#### [Short task]
Tell me how many lines hold "姐妹梦中", please, using only the number.

#### [Information supplied]
__________

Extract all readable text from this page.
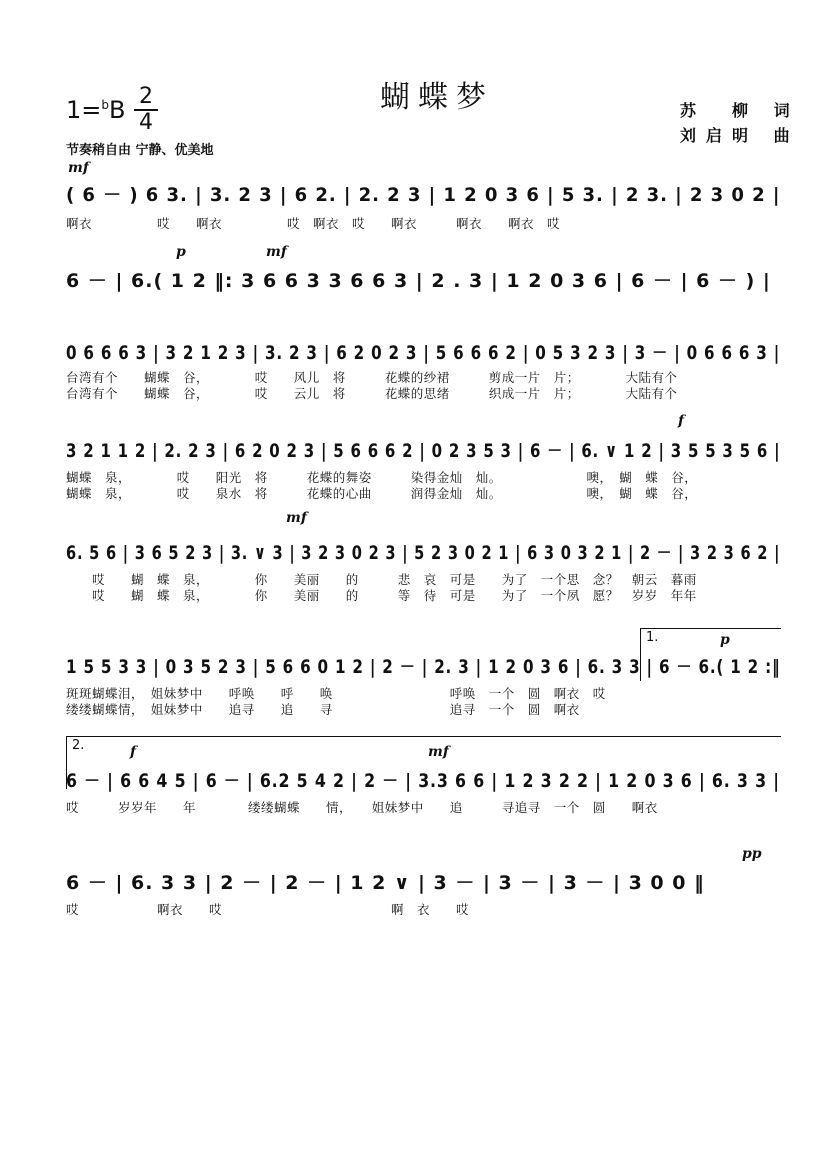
蝴蝶梦	苏　柳 词
刘启明 曲
1=$^b$B 2
4
节奏稍自由 宁静、优美地
mf
p	mf
f
mf
p
f	mf
pp
1.
2.
( 6 － ) 6 3. | 3. 2 3 | 6 2. | 2. 2 3 | 1 2 0 3 6 | 5 3. | 2 3. | 2 3 0 2 |
啊衣　　　　　哎　　啊衣　　　　　哎　啊衣　哎　　啊衣　　　啊衣　　啊衣　哎
6 － | 6.( 1 2 ‖: 3 6 6 3 3 6 6 3 | 2 . 3 | 1 2 0 3 6 | 6 － | 6 － ) |
0 6 6 6 3 | 3 2 1 2 3 | 3. 2 3 | 6 2 0 2 3 | 5 6 6 6 2 | 0 5 3 2 3 | 3 － | 0 6 6 6 3 |
台湾有个　　蝴蝶　谷，　　　　哎　　风儿　将　　　花蝶的纱裙　　　剪成一片　片；　　　　大陆有个
台湾有个　　蝴蝶　谷，　　　　哎　　云儿　将　　　花蝶的思绪　　　织成一片　片；　　　　大陆有个
3 2 1 1 2 | 2. 2 3 | 6 2 0 2 3 | 5 6 6 6 2 | 0 2 3 5 3 | 6 － | 6. ∨ 1 2 | 3 5 5 3 5 6 |
蝴蝶　泉，　　　　哎　　阳光　将　　　花蝶的舞姿　　　染得金灿　灿。　　　　　　　噢，　蝴　蝶　谷，
蝴蝶　泉，　　　　哎　　泉水　将　　　花蝶的心曲　　　润得金灿　灿。　　　　　　　噢，　蝴　蝶　谷，
6. 5 6 | 3 6 5 2 3 | 3. ∨ 3 | 3 2 3 0 2 3 | 5 2 3 0 2 1 | 6 3 0 3 2 1 | 2 － | 3 2 3 6 2 |
　　哎　　蝴　蝶　泉，　　　　你　　美丽　　的　　　悲　哀　可是　　为了　一个思　念？　朝云　暮雨
　　哎　　蝴　蝶　泉，　　　　你　　美丽　　的　　　等　待　可是　　为了　一个夙　愿？　岁岁　年年
1 5 5 3 3 | 0 3 5 2 3 | 5 6 6 0 1 2 | 2 － | 2. 3 | 1 2 0 3 6 | 6. 3 3 | 6 － 6.( 1 2 :‖
斑斑蝴蝶泪，　姐妹梦中　　呼唤　　呼　　唤　　　　　　　　　呼唤　一个　圆　啊衣　哎
缕缕蝴蝶情，　姐妹梦中　　追寻　　追　　寻　　　　　　　　　追寻　一个　圆　啊衣
6 － | 6 6 4 5 | 6 － | 6.2 5 4 2 | 2 － | 3.3 6 6 | 1 2 3 2 2 | 1 2 0 3 6 | 6. 3 3 |
哎　　　岁岁年　　年　　　　缕缕蝴蝶　　情，　　姐妹梦中　　追　　　寻追寻　一个　圆　　啊衣
6 － | 6. 3 3 | 2 － | 2 － | 1 2 ∨ | 3 － | 3 － | 3 － | 3 0 0 ‖
哎　　　　　　啊衣　　哎　　　　　　　　　　　　　啊　衣　　哎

__________

#### [Solution to the problem]
3